## Selection
○ ○ ○
Skip to main content
Open In Colab This notebook is authored by F. Chollet and contains code samples from Chapter 5, Section 2 of Deep Learning with Python.

Training a ConvNet from Scratch on a Small Dataset

Having to train an image classification model using only very little data is a common situation in computer vision. As a practical example, we focus on classifying images as “dogs” or “cats”, using 4000 pictures (2000 cats, 2000 dogs). We cover three strategies:
  1. Training from scratch - baseline accuracy of ~71%
  2. Data augmentation - improves to ~82% accuracy
  3. Transfer learning - achieves up to 95% accuracy

The Relevance of Deep Learning for Small-Data Problems

Deep learning models are highly repurposable. Pre-trained models (usually trained on ImageNet) can bootstrap powerful vision models from very little data.
○ ○ ○
Annotated region listings:
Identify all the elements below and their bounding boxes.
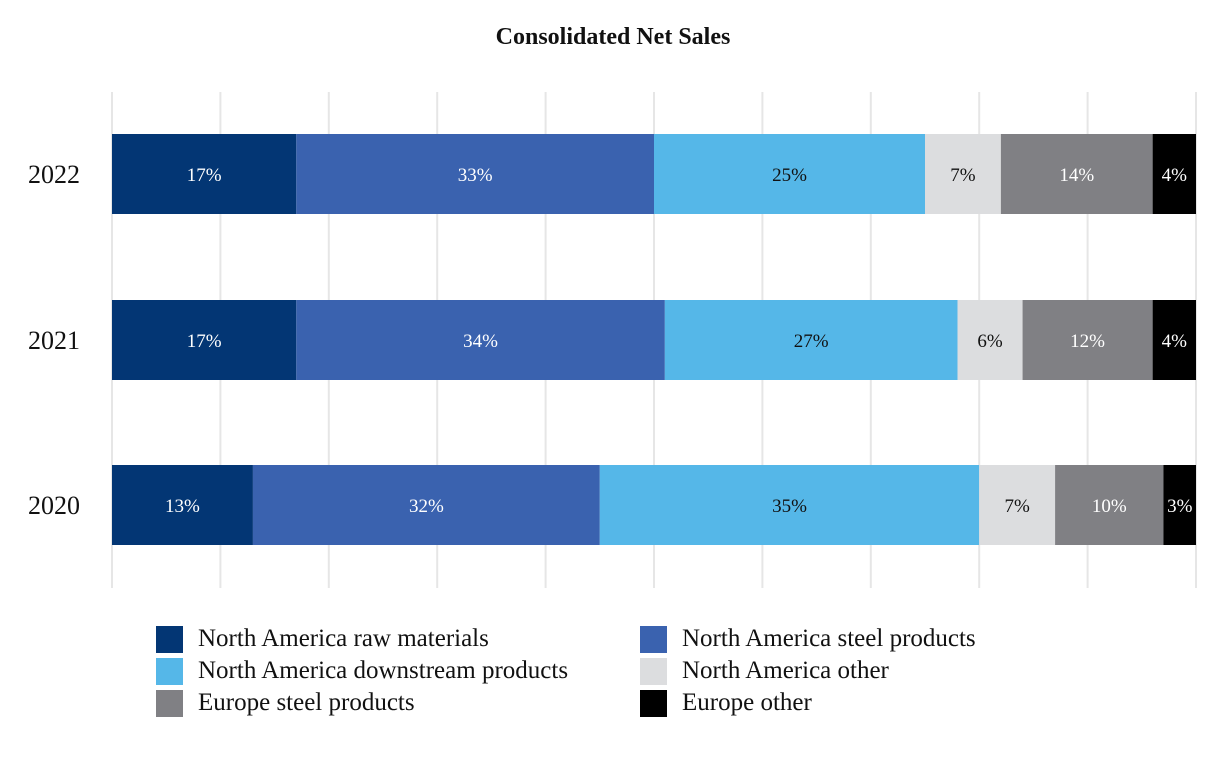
legend-item: North America downstream products: [156, 656, 568, 686]
legend-item: Europe steel products: [156, 688, 415, 718]
data-label: 27%: [794, 331, 829, 352]
bar-segment: [296, 134, 654, 214]
legend-swatch: [640, 625, 667, 653]
data-label: 13%: [165, 496, 200, 517]
legend-item: Europe other: [640, 688, 812, 718]
bar-segment: [112, 134, 297, 214]
legend-label: North America steel products: [682, 625, 976, 652]
bar-segment: [1152, 300, 1196, 380]
data-label: 17%: [187, 331, 222, 352]
bar-segment: [1000, 134, 1153, 214]
bar-segment: [1022, 300, 1153, 380]
data-label: 34%: [463, 331, 498, 352]
data-label: 33%: [458, 165, 493, 186]
data-label: 10%: [1092, 496, 1127, 517]
data-label: 6%: [977, 331, 1003, 352]
legend-label: Europe other: [682, 689, 812, 716]
data-label: 14%: [1059, 165, 1094, 186]
data-label: 7%: [1004, 496, 1030, 517]
legend-swatch: [640, 657, 667, 685]
data-label: 4%: [1162, 165, 1188, 186]
bar-segment: [664, 300, 958, 380]
y-tick-label: 2020: [28, 491, 80, 520]
data-label: 25%: [772, 165, 807, 186]
bar-segment: [925, 134, 1001, 214]
bar-segment: [599, 465, 980, 545]
bar-segment: [252, 465, 600, 545]
legend-label: North America downstream products: [198, 657, 569, 684]
legend-label: Europe steel products: [198, 689, 415, 716]
bar-segment: [112, 300, 297, 380]
bar-segment: [1163, 465, 1196, 545]
bar-segment: [112, 465, 253, 545]
data-label: 32%: [409, 496, 444, 517]
data-label: 3%: [1167, 496, 1193, 517]
data-label: 35%: [772, 496, 807, 517]
bar-segment: [1152, 134, 1196, 214]
bar-segment: [957, 300, 1023, 380]
legend-label: North America raw materials: [198, 625, 489, 652]
data-label: 12%: [1070, 331, 1105, 352]
legend-item: North America steel products: [640, 624, 976, 654]
bar-segment: [296, 300, 665, 380]
data-label: 4%: [1162, 331, 1188, 352]
legend-item: North America raw materials: [156, 624, 489, 654]
bar-segment: [654, 134, 925, 214]
y-tick-label: 2021: [28, 326, 80, 355]
chart-title: Consolidated Net Sales: [495, 24, 731, 50]
legend-label: North America other: [682, 657, 889, 684]
y-tick-label: 2022: [28, 160, 80, 189]
bar-segment: [979, 465, 1056, 545]
legend-swatch: [640, 689, 667, 717]
legend-item: North America other: [640, 656, 889, 686]
legend-swatch: [156, 657, 183, 685]
bar-segment: [1055, 465, 1164, 545]
legend-swatch: [156, 625, 183, 653]
legend-swatch: [156, 689, 183, 717]
data-label: 17%: [187, 165, 222, 186]
data-label: 7%: [950, 165, 976, 186]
○ ○ ○
## Actions to take
1. Which strategies does the ConvNet tutorial cover, and what accuracy does it give for each?
2. Condense the ConvNet tutorial's paragraph beginning "Having to train an image classification model" into one shorter sentence that keeps its main facts.
3. Carry on with the ConvNet tutorial after its final sentence.

## Final results
1.
1. Training from scratch: baseline accuracy of ~71%
2. Data augmentation: improves to ~82% accuracy
3. Transfer learning: achieves up to 95% accuracy

2. Training an image classifier on very little data is common in computer vision, so the example classifies 4,000 pictures (2,000 cats, 2,000 dogs) as dogs or cats using three strategies.

3.
Building the Network

from keras import layers
from keras import models

model = models.Sequential()
model.add(layers.Conv2D(32, (3, 3), activation='relu', input_shape=(150, 150, 3)))
model.add(layers.MaxPooling2D((2, 2)))
model.add(layers.Conv2D(64, (3, 3), activation='relu'))
model.add(layers.MaxPooling2D((2, 2)))
model.add(layers.Conv2D(128, (3, 3), activation='relu'))
model.add(layers.MaxPooling2D((2, 2)))
model.add(layers.Conv2D(128, (3, 3), activation='relu'))
model.add(layers.MaxPooling2D((2, 2)))
model.add(layers.Flatten())
model.add(layers.Dense(512, activation='relu'))
model.add(layers.Dense(1, activation='sigmoid'))

Data Augmentation

Data augmentation generates more training data from existing samples via random transformations:
from keras.preprocessing.image import ImageDataGenerator

datagen = ImageDataGenerator(
    rotation_range=40,
    width_shift_range=0.2,
    height_shift_range=0.2,
    shear_range=0.2,
    zoom_range=0.2,
    horizontal_flip=True,
    fill_mode='nearest')

Model with Dropout

Adding dropout to fight overfitting:
model = models.Sequential()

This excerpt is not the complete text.